- **Work to complete**:
Where does the string "this" appear? Copy every line of the entries below that holds it.

>> Start Data

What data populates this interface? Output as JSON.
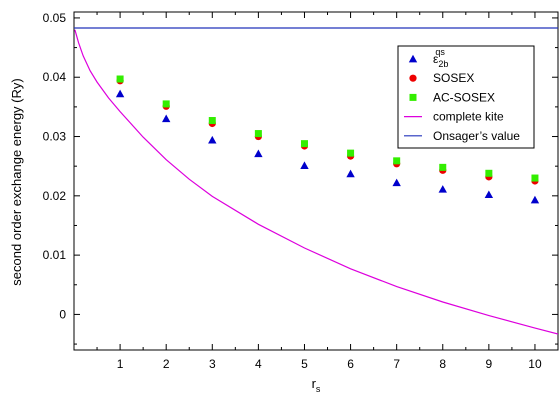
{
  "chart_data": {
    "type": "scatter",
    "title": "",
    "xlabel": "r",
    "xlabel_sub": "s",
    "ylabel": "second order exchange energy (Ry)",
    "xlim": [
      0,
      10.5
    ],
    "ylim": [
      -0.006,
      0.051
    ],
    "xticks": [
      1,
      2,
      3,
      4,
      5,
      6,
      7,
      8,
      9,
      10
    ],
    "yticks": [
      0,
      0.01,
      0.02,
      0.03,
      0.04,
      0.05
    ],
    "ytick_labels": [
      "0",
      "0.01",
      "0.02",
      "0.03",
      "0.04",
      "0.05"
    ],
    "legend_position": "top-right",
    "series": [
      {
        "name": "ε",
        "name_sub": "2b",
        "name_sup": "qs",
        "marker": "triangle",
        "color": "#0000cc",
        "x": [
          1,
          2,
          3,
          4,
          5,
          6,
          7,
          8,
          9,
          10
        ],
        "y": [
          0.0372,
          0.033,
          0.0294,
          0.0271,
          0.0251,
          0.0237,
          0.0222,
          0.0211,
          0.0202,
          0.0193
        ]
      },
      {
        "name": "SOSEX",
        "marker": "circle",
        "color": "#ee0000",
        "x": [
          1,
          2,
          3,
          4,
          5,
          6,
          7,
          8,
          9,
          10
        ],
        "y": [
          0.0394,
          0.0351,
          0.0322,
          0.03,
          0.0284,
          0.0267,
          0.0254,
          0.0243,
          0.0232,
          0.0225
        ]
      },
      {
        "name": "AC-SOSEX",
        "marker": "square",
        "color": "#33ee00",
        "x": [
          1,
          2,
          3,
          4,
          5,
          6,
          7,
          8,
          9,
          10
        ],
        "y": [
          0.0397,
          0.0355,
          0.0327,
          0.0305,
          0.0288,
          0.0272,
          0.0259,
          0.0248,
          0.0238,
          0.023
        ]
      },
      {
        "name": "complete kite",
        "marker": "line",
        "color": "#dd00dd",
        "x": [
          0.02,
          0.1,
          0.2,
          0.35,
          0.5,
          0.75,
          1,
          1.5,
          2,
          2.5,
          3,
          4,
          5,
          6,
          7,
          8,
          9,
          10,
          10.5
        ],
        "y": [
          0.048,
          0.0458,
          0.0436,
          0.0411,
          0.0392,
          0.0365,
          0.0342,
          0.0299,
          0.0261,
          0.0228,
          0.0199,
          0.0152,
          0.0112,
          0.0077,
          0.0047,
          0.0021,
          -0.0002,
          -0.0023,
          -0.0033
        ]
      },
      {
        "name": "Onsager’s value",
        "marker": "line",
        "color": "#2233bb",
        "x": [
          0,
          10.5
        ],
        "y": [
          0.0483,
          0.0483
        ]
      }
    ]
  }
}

>> End Data
>> Start Data

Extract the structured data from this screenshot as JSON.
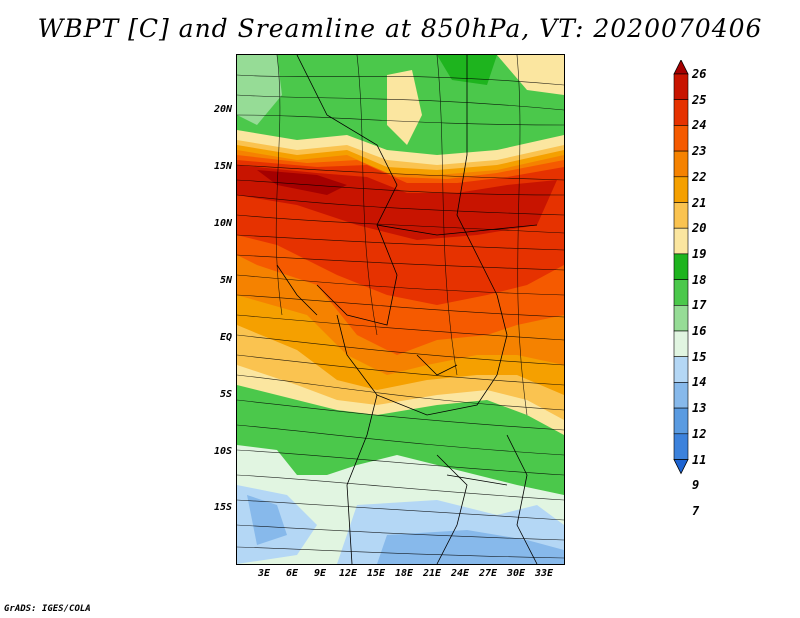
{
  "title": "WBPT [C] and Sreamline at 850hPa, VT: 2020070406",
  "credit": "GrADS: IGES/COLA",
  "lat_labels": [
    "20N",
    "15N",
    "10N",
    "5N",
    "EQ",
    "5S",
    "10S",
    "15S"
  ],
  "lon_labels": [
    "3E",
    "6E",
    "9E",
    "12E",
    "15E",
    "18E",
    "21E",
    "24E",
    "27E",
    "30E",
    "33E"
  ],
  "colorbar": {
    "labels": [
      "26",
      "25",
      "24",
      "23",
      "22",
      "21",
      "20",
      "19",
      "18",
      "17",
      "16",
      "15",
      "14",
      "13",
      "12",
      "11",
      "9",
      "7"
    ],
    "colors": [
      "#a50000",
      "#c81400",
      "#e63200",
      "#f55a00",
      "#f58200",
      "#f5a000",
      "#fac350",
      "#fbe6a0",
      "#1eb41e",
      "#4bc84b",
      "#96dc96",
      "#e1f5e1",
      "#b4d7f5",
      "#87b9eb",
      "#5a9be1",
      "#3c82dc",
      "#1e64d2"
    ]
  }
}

>> End Data
>> Start Data

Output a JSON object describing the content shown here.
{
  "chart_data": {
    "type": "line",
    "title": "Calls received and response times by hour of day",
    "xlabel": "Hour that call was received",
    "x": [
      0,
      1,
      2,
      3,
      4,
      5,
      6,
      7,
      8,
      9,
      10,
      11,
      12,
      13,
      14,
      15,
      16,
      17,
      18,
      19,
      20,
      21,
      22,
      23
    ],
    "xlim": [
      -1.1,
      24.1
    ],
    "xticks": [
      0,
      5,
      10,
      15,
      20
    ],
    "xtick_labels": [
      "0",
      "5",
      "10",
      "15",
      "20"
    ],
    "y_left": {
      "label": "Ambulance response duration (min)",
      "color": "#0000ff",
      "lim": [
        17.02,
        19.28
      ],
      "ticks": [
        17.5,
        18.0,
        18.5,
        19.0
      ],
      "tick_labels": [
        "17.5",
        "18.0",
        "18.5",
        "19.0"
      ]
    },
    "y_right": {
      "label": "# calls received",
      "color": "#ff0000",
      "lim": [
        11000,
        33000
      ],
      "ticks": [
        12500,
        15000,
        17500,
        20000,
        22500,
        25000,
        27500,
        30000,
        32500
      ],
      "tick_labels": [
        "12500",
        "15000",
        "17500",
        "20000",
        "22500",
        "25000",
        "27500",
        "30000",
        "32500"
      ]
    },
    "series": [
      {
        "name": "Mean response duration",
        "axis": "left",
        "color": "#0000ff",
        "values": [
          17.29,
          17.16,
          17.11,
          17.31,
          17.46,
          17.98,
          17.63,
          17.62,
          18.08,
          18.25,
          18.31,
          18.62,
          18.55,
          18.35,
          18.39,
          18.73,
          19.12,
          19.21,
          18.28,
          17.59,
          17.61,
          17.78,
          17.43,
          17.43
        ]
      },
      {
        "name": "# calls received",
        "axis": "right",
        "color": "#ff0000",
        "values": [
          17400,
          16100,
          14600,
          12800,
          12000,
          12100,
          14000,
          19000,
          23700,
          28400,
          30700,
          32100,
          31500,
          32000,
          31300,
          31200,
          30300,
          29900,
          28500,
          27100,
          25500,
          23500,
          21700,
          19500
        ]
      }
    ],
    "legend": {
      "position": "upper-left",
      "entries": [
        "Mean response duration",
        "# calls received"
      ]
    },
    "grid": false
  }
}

>> End Data

- **Full response**:
What data populates this interface? Output as JSON.
Extract the structured data from this screenshot as JSON.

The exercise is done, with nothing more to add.